-- BEGIN GIVEN RECORDS --
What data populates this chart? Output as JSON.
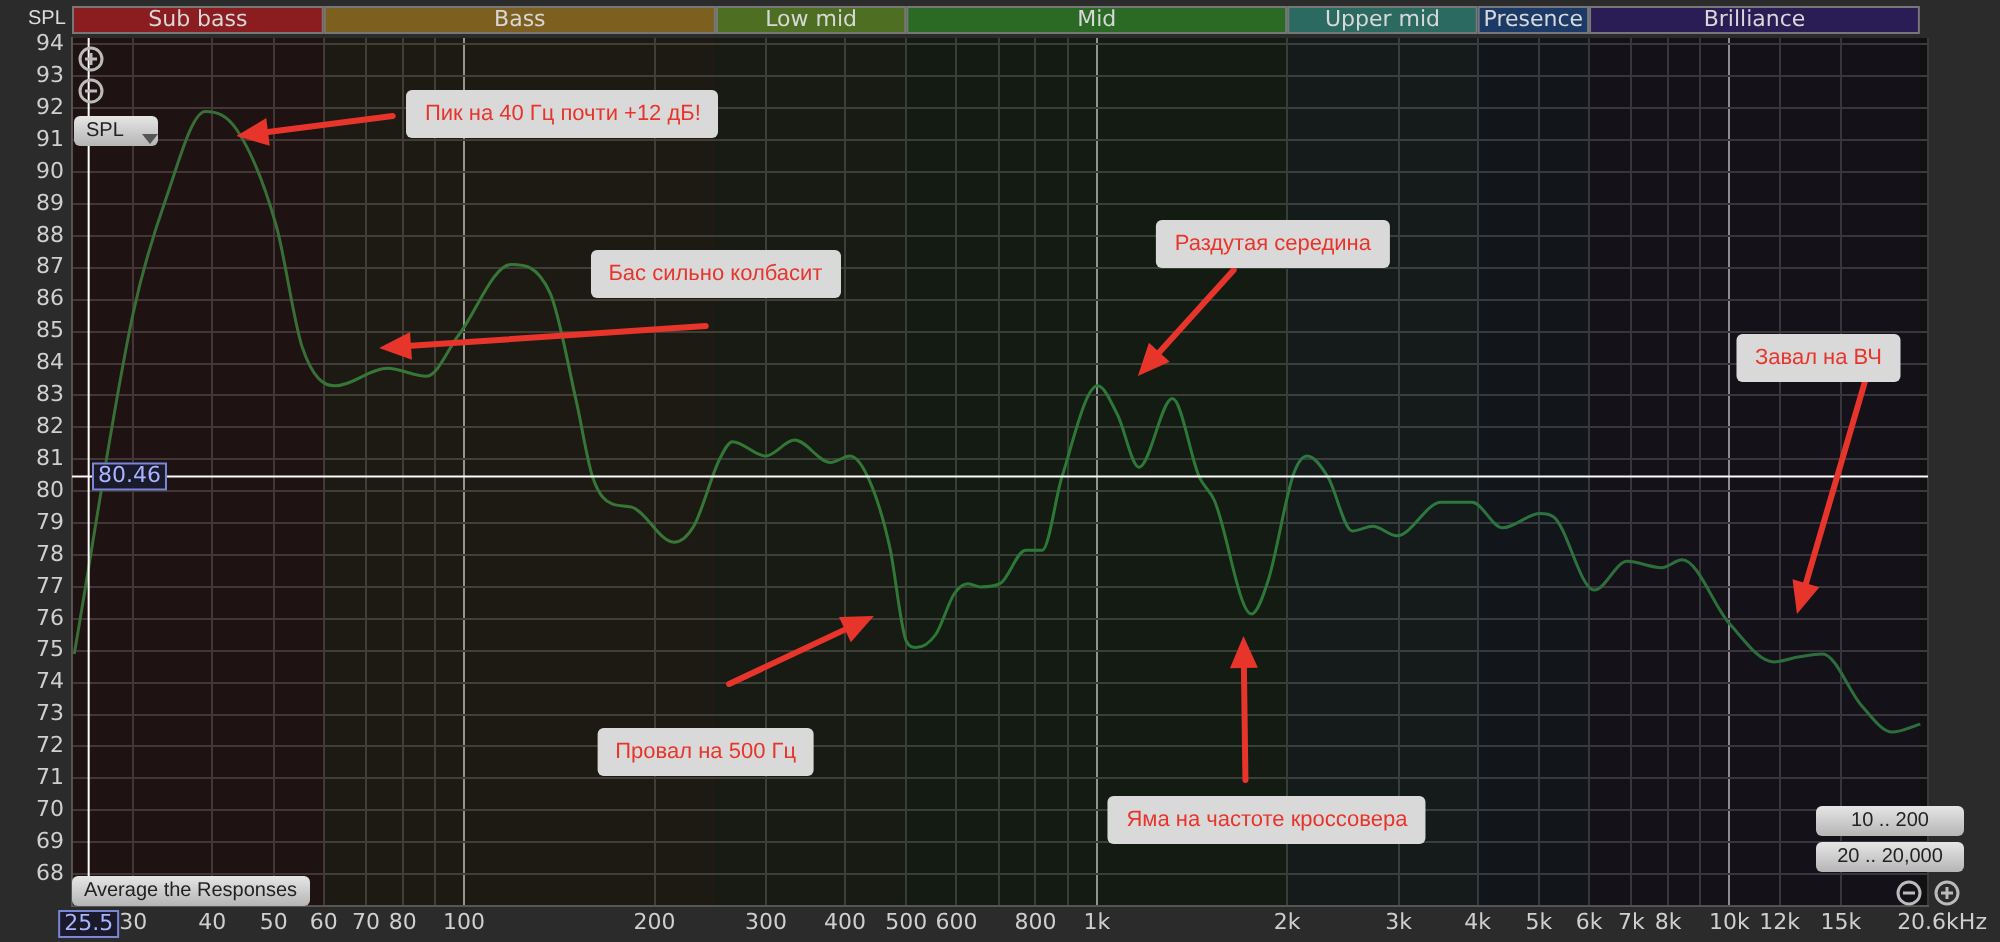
{
  "chart_data": {
    "type": "line",
    "ylabel": "SPL",
    "log": "x",
    "grid": true,
    "legend": false,
    "marker": "none",
    "line_style": "solid",
    "xlim": [
      24,
      20600
    ],
    "ylim": [
      67,
      94.2
    ],
    "xticks": [
      30,
      40,
      50,
      60,
      70,
      80,
      {
        "value": 90,
        "label": null
      },
      100,
      200,
      300,
      400,
      500,
      600,
      {
        "value": 700,
        "label": null
      },
      800,
      {
        "value": 900,
        "label": null
      },
      {
        "value": 1000,
        "label": "1k"
      },
      {
        "value": 2000,
        "label": "2k"
      },
      {
        "value": 3000,
        "label": "3k"
      },
      {
        "value": 4000,
        "label": "4k"
      },
      {
        "value": 5000,
        "label": "5k"
      },
      {
        "value": 6000,
        "label": "6k"
      },
      {
        "value": 7000,
        "label": "7k"
      },
      {
        "value": 8000,
        "label": "8k"
      },
      {
        "value": 9000,
        "label": null
      },
      {
        "value": 10000,
        "label": "10k"
      },
      {
        "value": 12000,
        "label": "12k"
      },
      {
        "value": 15000,
        "label": "15k"
      },
      {
        "value": 20600,
        "label": "20.6k"
      }
    ],
    "xlabel": "Hz",
    "yticks": [
      68,
      69,
      70,
      71,
      72,
      73,
      74,
      75,
      76,
      77,
      78,
      79,
      80,
      81,
      82,
      83,
      84,
      85,
      86,
      87,
      88,
      89,
      90,
      91,
      92,
      93,
      94
    ],
    "series": [
      {
        "color": "#2e7a3a",
        "x": [
          24.2,
          30,
          33.7,
          39,
          43.8,
          50.5,
          55.5,
          62.5,
          75.6,
          87.2,
          98.1,
          118.6,
          136.8,
          150.3,
          159.6,
          171.4,
          184,
          214.6,
          230.6,
          253.4,
          265.6,
          299.4,
          332.9,
          379.3,
          407.5,
          437.9,
          470.7,
          500,
          518,
          556,
          596,
          626,
          656,
          703,
          772,
          820,
          881,
          1003,
          1078,
          1166,
          1317,
          1452,
          1535,
          1756,
          1866,
          2048,
          2151,
          2318,
          2535,
          2731,
          2980,
          3500,
          3920,
          4380,
          5020,
          5270,
          6110,
          6890,
          7810,
          8420,
          10000,
          11750,
          12830,
          14030,
          16220,
          18080,
          20030
        ],
        "values": [
          74.9,
          85.6,
          89.1,
          91.9,
          91.3,
          88.3,
          84.5,
          83.3,
          83.85,
          83.6,
          84.9,
          87.1,
          86.2,
          82.85,
          80.45,
          79.6,
          79.5,
          78.4,
          78.9,
          81.0,
          81.55,
          81.1,
          81.6,
          80.9,
          81.1,
          80.3,
          78.25,
          75.3,
          75.1,
          75.5,
          76.8,
          77.1,
          77.0,
          77.1,
          78.15,
          78.15,
          80.45,
          83.3,
          82.4,
          80.75,
          82.9,
          80.45,
          79.7,
          76.15,
          77.2,
          80.55,
          81.1,
          80.45,
          78.75,
          78.9,
          78.6,
          79.65,
          79.65,
          78.85,
          79.3,
          79.2,
          76.9,
          77.8,
          77.6,
          77.85,
          75.85,
          74.65,
          74.8,
          74.9,
          73.25,
          72.45,
          72.7
        ]
      }
    ],
    "ref_lines": [
      {
        "axis": "x",
        "value": 25.5,
        "label": "25.5",
        "color": "#ffffff"
      },
      {
        "axis": "y",
        "value": 80.46,
        "label": "80.46",
        "color": "#ffffff"
      }
    ],
    "bands": [
      {
        "axis": "x",
        "from": 24,
        "to": 60,
        "label": "Sub bass",
        "color": "#8b1c1f"
      },
      {
        "axis": "x",
        "from": 60,
        "to": 250,
        "label": "Bass",
        "color": "#7d6020"
      },
      {
        "axis": "x",
        "from": 250,
        "to": 500,
        "label": "Low mid",
        "color": "#4e6e22"
      },
      {
        "axis": "x",
        "from": 500,
        "to": 2000,
        "label": "Mid",
        "color": "#2b6a25"
      },
      {
        "axis": "x",
        "from": 2000,
        "to": 4000,
        "label": "Upper mid",
        "color": "#2b6a60"
      },
      {
        "axis": "x",
        "from": 4000,
        "to": 6000,
        "label": "Presence",
        "color": "#1c3a68"
      },
      {
        "axis": "x",
        "from": 6000,
        "to": 20000,
        "label": "Brilliance",
        "color": "#2a1c55"
      }
    ],
    "annotations": [
      "Пик на 40 Гц почти +12 дБ!",
      "Бас сильно колбасит",
      "Раздутая середина",
      "Провал на 500 Гц",
      "Яма на частоте кроссовера",
      "Завал на ВЧ",
      "SPL",
      "Average the Responses",
      "10 .. 200",
      "20 .. 20,000"
    ]
  }
}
-- END GIVEN RECORDS --
Copy each line above where the string "from" occurs.

        "from": 24,
        "from": 60,
        "from": 250,
        "from": 500,
        "from": 2000,
        "from": 4000,
        "from": 6000,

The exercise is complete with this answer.